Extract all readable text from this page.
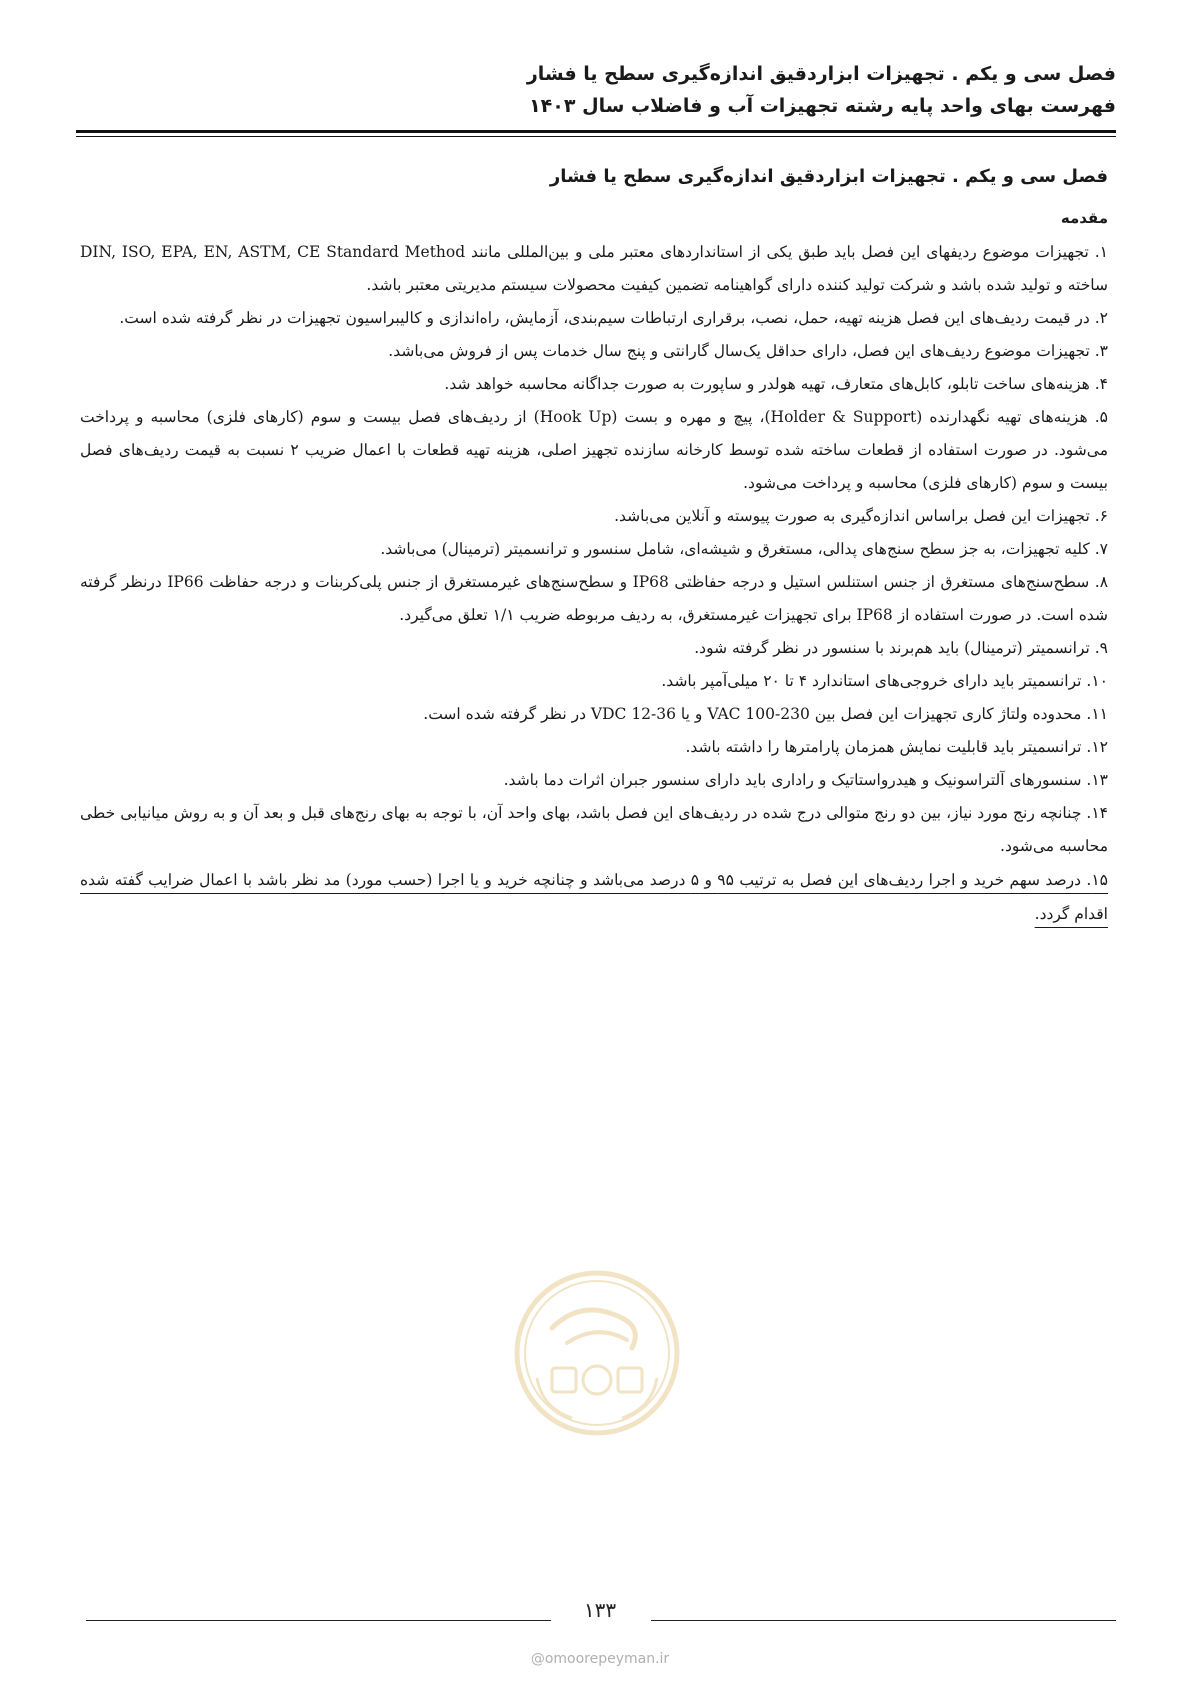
فصل سی و یکم . تجهیزات ابزاردقیق اندازه‌گیری سطح یا فشار

فهرست بهای واحد پایه رشته تجهیزات آب و فاضلاب سال ۱۴۰۳

فصل سی و یکم . تجهیزات ابزاردقیق اندازه‌گیری سطح یا فشار

مقدمه

۱. تجهیزات موضوع ردیفهای این فصل باید طبق یکی از استانداردهای معتبر ملی و بین‌المللی مانند DIN, ISO, EPA, EN, ASTM, CE Standard Method ساخته و تولید شده باشد و شرکت تولید کننده دارای گواهینامه تضمین کیفیت محصولات سیستم مدیریتی معتبر باشد.

۲. در قیمت ردیف‌های این فصل هزینه تهیه، حمل، نصب، برقراری ارتباطات سیم‌بندی، آزمایش، راه‌اندازی و کالیبراسیون تجهیزات در نظر گرفته شده است.

۳. تجهیزات موضوع ردیف‌های این فصل، دارای حداقل یک‌سال گارانتی و پنج سال خدمات پس از فروش می‌باشد.

۴. هزینه‌های ساخت تابلو، کابل‌های متعارف، تهیه هولدر و ساپورت به صورت جداگانه محاسبه خواهد شد.

۵. هزینه‌های تهیه نگهدارنده (Holder & Support)، پیچ و مهره و بست (Hook Up) از ردیف‌های فصل بیست و سوم (کارهای فلزی) محاسبه و پرداخت می‌شود. در صورت استفاده از قطعات ساخته شده توسط کارخانه سازنده تجهیز اصلی، هزینه تهیه قطعات با اعمال ضریب ۲ نسبت به قیمت ردیف‌های فصل بیست و سوم (کارهای فلزی) محاسبه و پرداخت می‌شود.

۶. تجهیزات این فصل براساس اندازه‌گیری به صورت پیوسته و آنلاین می‌باشد.

۷. کلیه تجهیزات، به جز سطح سنج‌های پدالی، مستغرق و شیشه‌ای، شامل سنسور و ترانسمیتر (ترمینال) می‌باشد.

۸. سطح‌سنج‌های مستغرق از جنس استنلس استیل و درجه حفاظتی IP68 و سطح‌سنج‌های غیرمستغرق از جنس پلی‌کربنات و درجه حفاظت IP66 درنظر گرفته شده است. در صورت استفاده از IP68 برای تجهیزات غیرمستغرق، به ردیف مربوطه ضریب ۱/۱ تعلق می‌گیرد.

۹. ترانسمیتر (ترمینال) باید هم‌برند با سنسور در نظر گرفته شود.

۱۰. ترانسمیتر باید دارای خروجی‌های استاندارد ۴ تا ۲۰ میلی‌آمپر باشد.

۱۱. محدوده ولتاژ کاری تجهیزات این فصل بین VAC 100-230 و یا VDC 12-36 در نظر گرفته شده است.

۱۲. ترانسمیتر باید قابلیت نمایش همزمان پارامترها را داشته باشد.

۱۳. سنسورهای آلتراسونیک و هیدرواستاتیک و راداری باید دارای سنسور جبران اثرات دما باشد.

۱۴. چنانچه رنج مورد نیاز، بین دو رنج متوالی درج شده در ردیف‌های این فصل باشد، بهای واحد آن، با توجه به بهای رنج‌های قبل و بعد آن و به روش میانیابی خطی محاسبه می‌شود.

۱۵. درصد سهم خرید و اجرا ردیف‌های این فصل به ترتیب ۹۵ و ۵ درصد می‌باشد و چنانچه خرید و یا اجرا (حسب مورد) مد نظر باشد با اعمال ضرایب گفته شده اقدام گردد.

۱۳۳
@omoorepeyman.ir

_____

● **EXERCISE INSTRUCTIONS**: Omit the pictures, then output the rest of the listing exactly.

● **ANSWER TO THE PROBLEM**:
Extract all readable text from this page.
فصل سی و یکم . تجهیزات ابزاردقیق اندازه‌گیری سطح یا فشار

فهرست بهای واحد پایه رشته تجهیزات آب و فاضلاب سال ۱۴۰۳

فصل سی و یکم . تجهیزات ابزاردقیق اندازه‌گیری سطح یا فشار

مقدمه

۱. تجهیزات موضوع ردیفهای این فصل باید طبق یکی از استانداردهای معتبر ملی و بین‌المللی مانند DIN, ISO, EPA, EN, ASTM, CE Standard Method ساخته و تولید شده باشد و شرکت تولید کننده دارای گواهینامه تضمین کیفیت محصولات سیستم مدیریتی معتبر باشد.

۲. در قیمت ردیف‌های این فصل هزینه تهیه، حمل، نصب، برقراری ارتباطات سیم‌بندی، آزمایش، راه‌اندازی و کالیبراسیون تجهیزات در نظر گرفته شده است.

۳. تجهیزات موضوع ردیف‌های این فصل، دارای حداقل یک‌سال گارانتی و پنج سال خدمات پس از فروش می‌باشد.

۴. هزینه‌های ساخت تابلو، کابل‌های متعارف، تهیه هولدر و ساپورت به صورت جداگانه محاسبه خواهد شد.

۵. هزینه‌های تهیه نگهدارنده (Holder & Support)، پیچ و مهره و بست (Hook Up) از ردیف‌های فصل بیست و سوم (کارهای فلزی) محاسبه و پرداخت می‌شود. در صورت استفاده از قطعات ساخته شده توسط کارخانه سازنده تجهیز اصلی، هزینه تهیه قطعات با اعمال ضریب ۲ نسبت به قیمت ردیف‌های فصل بیست و سوم (کارهای فلزی) محاسبه و پرداخت می‌شود.

۶. تجهیزات این فصل براساس اندازه‌گیری به صورت پیوسته و آنلاین می‌باشد.

۷. کلیه تجهیزات، به جز سطح سنج‌های پدالی، مستغرق و شیشه‌ای، شامل سنسور و ترانسمیتر (ترمینال) می‌باشد.

۸. سطح‌سنج‌های مستغرق از جنس استنلس استیل و درجه حفاظتی IP68 و سطح‌سنج‌های غیرمستغرق از جنس پلی‌کربنات و درجه حفاظت IP66 درنظر گرفته شده است. در صورت استفاده از IP68 برای تجهیزات غیرمستغرق، به ردیف مربوطه ضریب ۱/۱ تعلق می‌گیرد.

۹. ترانسمیتر (ترمینال) باید هم‌برند با سنسور در نظر گرفته شود.

۱۰. ترانسمیتر باید دارای خروجی‌های استاندارد ۴ تا ۲۰ میلی‌آمپر باشد.

۱۱. محدوده ولتاژ کاری تجهیزات این فصل بین VAC 100-230 و یا VDC 12-36 در نظر گرفته شده است.

۱۲. ترانسمیتر باید قابلیت نمایش همزمان پارامترها را داشته باشد.

۱۳. سنسورهای آلتراسونیک و هیدرواستاتیک و راداری باید دارای سنسور جبران اثرات دما باشد.

۱۴. چنانچه رنج مورد نیاز، بین دو رنج متوالی درج شده در ردیف‌های این فصل باشد، بهای واحد آن، با توجه به بهای رنج‌های قبل و بعد آن و به روش میانیابی خطی محاسبه می‌شود.

۱۵. درصد سهم خرید و اجرا ردیف‌های این فصل به ترتیب ۹۵ و ۵ درصد می‌باشد و چنانچه خرید و یا اجرا (حسب مورد) مد نظر باشد با اعمال ضرایب گفته شده اقدام گردد.

۱۳۳
@omoorepeyman.ir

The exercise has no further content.